— BEGIN Given data —
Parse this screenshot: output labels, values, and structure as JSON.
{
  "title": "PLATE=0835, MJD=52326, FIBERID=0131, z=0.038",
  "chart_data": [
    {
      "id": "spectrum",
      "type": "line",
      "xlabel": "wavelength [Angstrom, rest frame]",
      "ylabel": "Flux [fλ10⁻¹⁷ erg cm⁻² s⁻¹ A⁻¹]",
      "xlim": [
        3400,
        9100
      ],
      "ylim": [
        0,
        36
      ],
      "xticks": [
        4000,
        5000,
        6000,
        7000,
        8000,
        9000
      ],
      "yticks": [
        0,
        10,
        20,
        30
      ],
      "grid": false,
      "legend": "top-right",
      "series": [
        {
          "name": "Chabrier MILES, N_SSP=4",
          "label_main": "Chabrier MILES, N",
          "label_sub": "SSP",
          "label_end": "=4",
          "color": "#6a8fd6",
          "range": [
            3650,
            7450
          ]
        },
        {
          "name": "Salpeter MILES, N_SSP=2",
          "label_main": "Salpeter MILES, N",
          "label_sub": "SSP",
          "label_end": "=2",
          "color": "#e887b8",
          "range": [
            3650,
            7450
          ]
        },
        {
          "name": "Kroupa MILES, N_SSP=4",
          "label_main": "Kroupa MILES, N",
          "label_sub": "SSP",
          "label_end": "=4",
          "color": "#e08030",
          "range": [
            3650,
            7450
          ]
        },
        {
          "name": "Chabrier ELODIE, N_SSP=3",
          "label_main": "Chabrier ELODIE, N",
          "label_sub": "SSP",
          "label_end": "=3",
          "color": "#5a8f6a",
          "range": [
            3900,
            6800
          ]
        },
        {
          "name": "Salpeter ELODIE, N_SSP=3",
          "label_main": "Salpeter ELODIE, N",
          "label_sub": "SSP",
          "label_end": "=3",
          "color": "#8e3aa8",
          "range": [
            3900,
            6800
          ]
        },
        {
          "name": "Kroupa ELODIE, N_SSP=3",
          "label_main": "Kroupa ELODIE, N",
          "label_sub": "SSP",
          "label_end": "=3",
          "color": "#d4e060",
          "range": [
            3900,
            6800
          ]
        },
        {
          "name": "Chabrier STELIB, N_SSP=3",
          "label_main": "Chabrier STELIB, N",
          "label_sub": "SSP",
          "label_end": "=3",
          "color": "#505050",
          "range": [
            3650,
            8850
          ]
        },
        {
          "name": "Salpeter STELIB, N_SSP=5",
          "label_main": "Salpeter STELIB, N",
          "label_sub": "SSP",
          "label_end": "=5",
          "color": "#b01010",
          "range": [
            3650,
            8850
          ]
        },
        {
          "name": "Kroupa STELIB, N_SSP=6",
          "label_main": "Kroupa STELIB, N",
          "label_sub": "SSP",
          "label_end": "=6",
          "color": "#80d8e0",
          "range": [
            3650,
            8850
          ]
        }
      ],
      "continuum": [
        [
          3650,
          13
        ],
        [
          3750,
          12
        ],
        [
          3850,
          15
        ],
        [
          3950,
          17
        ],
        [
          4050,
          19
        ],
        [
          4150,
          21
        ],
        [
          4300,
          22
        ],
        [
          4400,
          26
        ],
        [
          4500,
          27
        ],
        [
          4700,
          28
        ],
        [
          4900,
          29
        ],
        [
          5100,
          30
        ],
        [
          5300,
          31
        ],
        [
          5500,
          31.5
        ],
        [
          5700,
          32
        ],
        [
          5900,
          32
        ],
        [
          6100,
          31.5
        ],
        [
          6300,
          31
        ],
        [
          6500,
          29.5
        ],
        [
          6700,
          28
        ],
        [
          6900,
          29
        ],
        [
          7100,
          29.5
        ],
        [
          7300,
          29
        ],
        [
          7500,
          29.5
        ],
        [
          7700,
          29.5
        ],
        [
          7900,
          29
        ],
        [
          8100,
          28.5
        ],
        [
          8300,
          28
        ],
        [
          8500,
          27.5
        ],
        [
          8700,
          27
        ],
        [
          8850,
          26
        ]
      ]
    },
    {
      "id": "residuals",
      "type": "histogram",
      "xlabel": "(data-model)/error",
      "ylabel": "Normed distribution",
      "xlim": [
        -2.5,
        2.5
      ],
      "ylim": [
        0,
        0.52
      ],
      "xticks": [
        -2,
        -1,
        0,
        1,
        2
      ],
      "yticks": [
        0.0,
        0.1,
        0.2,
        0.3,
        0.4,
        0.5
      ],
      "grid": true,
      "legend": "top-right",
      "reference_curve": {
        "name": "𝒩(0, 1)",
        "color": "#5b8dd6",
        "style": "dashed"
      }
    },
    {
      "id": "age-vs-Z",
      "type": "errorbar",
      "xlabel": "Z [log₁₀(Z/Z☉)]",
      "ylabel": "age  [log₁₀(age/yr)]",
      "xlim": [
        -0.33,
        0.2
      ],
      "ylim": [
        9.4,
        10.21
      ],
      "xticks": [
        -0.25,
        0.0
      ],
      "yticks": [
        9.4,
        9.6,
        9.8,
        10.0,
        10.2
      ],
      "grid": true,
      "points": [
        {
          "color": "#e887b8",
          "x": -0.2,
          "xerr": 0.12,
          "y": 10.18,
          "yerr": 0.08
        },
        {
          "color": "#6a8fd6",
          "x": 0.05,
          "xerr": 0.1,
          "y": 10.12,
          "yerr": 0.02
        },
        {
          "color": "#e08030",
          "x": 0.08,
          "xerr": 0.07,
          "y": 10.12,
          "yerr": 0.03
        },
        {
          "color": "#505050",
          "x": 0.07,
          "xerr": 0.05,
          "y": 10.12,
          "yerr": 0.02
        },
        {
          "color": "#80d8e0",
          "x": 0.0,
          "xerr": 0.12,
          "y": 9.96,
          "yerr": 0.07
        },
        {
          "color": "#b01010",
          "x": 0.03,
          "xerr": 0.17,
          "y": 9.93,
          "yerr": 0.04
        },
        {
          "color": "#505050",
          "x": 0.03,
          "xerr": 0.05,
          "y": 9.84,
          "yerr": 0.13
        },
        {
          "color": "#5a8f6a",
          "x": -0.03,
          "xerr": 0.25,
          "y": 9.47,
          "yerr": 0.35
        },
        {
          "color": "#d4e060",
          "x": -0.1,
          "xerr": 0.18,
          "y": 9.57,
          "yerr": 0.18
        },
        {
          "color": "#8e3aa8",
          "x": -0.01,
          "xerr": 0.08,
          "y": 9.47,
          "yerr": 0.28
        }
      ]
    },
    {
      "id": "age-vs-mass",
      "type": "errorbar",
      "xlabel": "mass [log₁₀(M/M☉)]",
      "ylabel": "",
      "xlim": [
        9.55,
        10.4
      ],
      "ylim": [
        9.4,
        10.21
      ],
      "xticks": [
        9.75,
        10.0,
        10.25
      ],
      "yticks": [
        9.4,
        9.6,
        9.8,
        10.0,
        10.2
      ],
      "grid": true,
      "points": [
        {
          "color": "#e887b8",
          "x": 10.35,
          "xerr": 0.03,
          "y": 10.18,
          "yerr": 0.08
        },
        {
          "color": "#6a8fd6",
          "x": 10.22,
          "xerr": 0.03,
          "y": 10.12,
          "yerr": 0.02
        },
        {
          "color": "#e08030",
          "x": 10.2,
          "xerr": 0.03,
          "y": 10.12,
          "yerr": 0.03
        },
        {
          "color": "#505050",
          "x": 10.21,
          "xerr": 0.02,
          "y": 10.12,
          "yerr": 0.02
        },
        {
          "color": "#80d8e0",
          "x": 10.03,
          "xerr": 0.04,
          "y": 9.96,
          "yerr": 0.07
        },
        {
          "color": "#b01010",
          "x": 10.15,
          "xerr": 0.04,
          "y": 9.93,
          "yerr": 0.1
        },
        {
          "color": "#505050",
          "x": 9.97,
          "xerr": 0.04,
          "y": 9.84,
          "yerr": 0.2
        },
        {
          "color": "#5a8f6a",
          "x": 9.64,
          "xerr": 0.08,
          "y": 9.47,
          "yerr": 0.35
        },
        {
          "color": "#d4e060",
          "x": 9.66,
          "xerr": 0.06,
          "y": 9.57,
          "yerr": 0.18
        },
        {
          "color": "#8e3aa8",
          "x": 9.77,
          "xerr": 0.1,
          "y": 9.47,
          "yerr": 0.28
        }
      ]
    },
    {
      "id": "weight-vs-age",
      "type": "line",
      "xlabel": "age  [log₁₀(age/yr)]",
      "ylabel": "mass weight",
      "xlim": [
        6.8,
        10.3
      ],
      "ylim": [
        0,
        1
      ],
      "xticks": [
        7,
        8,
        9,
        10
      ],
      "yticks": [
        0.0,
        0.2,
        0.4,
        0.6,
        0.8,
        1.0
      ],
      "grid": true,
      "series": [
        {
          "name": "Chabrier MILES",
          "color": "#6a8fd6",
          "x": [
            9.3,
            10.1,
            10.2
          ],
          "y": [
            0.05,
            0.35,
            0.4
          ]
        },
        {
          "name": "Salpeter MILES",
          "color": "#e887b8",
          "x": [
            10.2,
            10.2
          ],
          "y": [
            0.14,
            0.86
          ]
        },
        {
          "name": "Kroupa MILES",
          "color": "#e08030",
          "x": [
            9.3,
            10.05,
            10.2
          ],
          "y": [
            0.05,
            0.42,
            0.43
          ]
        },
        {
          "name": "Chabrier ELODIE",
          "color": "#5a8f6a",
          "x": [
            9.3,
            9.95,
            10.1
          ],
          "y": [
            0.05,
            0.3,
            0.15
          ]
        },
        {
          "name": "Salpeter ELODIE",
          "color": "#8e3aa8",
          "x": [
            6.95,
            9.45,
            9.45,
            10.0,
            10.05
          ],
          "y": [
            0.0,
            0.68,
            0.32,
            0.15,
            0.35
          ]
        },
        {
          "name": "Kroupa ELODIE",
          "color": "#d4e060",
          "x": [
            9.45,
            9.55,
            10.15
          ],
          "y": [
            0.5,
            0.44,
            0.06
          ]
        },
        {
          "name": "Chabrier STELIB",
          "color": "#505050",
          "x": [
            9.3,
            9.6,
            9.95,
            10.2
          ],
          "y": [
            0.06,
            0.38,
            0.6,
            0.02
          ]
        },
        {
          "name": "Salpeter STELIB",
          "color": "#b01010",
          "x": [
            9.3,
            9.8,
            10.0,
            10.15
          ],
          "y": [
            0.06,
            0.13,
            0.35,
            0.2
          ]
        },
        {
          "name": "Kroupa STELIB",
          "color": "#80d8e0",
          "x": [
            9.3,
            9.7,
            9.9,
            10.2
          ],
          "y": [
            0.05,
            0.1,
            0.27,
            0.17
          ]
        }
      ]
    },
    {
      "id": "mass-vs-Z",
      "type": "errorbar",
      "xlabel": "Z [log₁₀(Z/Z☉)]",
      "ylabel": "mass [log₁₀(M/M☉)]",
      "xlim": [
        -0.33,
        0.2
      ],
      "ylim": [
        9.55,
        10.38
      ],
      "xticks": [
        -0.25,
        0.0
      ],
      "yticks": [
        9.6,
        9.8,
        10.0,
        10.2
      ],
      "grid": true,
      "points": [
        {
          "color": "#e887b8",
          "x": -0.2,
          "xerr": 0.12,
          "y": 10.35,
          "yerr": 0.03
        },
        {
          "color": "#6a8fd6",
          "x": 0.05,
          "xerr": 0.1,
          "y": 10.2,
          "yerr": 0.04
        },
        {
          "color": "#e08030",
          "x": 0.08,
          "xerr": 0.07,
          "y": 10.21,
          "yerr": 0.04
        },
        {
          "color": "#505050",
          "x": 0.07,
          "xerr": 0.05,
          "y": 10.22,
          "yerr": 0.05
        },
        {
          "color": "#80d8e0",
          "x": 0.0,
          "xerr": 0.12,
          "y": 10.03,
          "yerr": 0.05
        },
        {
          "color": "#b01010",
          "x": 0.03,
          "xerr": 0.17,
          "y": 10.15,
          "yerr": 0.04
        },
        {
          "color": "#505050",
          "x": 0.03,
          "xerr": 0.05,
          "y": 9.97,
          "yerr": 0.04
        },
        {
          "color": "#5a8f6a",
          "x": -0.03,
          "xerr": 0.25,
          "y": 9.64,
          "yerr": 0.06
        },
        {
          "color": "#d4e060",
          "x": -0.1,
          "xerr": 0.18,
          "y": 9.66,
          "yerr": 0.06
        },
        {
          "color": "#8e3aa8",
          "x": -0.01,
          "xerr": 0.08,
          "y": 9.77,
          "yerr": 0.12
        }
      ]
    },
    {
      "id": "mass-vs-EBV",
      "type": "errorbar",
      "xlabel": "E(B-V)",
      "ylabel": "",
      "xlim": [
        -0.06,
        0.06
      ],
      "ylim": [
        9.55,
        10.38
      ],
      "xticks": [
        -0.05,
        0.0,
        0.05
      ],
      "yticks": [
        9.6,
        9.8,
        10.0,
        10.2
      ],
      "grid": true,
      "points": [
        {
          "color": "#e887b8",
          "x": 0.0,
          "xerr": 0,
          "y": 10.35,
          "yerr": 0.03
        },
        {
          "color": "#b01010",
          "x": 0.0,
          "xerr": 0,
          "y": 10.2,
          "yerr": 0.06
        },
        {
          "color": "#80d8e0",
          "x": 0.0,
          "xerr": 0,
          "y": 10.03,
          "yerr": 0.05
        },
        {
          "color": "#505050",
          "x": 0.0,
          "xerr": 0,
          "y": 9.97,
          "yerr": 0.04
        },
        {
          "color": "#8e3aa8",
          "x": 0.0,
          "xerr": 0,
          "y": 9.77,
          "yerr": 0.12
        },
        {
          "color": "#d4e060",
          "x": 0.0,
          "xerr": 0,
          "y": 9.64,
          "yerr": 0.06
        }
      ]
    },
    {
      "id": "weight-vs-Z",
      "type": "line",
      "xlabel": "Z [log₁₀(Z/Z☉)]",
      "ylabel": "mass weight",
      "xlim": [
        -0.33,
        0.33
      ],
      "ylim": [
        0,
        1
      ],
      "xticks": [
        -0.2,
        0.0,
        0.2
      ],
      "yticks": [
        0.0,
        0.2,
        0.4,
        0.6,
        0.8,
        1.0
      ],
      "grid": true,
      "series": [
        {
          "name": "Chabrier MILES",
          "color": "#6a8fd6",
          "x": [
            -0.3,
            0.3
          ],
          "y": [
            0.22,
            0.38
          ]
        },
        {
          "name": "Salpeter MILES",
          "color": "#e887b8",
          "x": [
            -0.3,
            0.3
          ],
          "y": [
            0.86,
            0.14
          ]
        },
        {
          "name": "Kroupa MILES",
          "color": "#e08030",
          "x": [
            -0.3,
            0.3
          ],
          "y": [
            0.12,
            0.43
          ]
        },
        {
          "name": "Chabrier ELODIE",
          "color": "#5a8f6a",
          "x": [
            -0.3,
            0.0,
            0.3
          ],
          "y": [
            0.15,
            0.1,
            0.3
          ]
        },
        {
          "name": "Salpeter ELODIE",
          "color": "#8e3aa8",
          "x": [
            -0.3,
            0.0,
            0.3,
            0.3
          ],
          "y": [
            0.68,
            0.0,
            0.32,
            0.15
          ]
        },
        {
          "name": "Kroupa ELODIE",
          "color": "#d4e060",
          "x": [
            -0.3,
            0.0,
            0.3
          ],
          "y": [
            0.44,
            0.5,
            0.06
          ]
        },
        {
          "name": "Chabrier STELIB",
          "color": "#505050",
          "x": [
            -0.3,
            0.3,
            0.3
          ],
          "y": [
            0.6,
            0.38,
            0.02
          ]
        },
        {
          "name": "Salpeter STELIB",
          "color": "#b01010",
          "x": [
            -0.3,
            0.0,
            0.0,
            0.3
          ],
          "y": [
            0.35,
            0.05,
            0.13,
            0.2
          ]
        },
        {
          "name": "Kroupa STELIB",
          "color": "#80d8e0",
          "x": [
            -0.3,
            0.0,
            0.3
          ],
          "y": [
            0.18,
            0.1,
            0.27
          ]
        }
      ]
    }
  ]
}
— END Given data —
▶ [Exercise]: Show the lines of the material that contain the word "Salpeter".

▶ [Answer in full]:
          "name": "Salpeter MILES, N_SSP=2",
          "label_main": "Salpeter MILES, N",
          "name": "Salpeter ELODIE, N_SSP=3",
          "label_main": "Salpeter ELODIE, N",
          "name": "Salpeter STELIB, N_SSP=5",
          "label_main": "Salpeter STELIB, N",
          "name": "Salpeter MILES",
          "name": "Salpeter ELODIE",
          "name": "Salpeter STELIB",
          "name": "Salpeter MILES",
          "name": "Salpeter ELODIE",
          "name": "Salpeter STELIB",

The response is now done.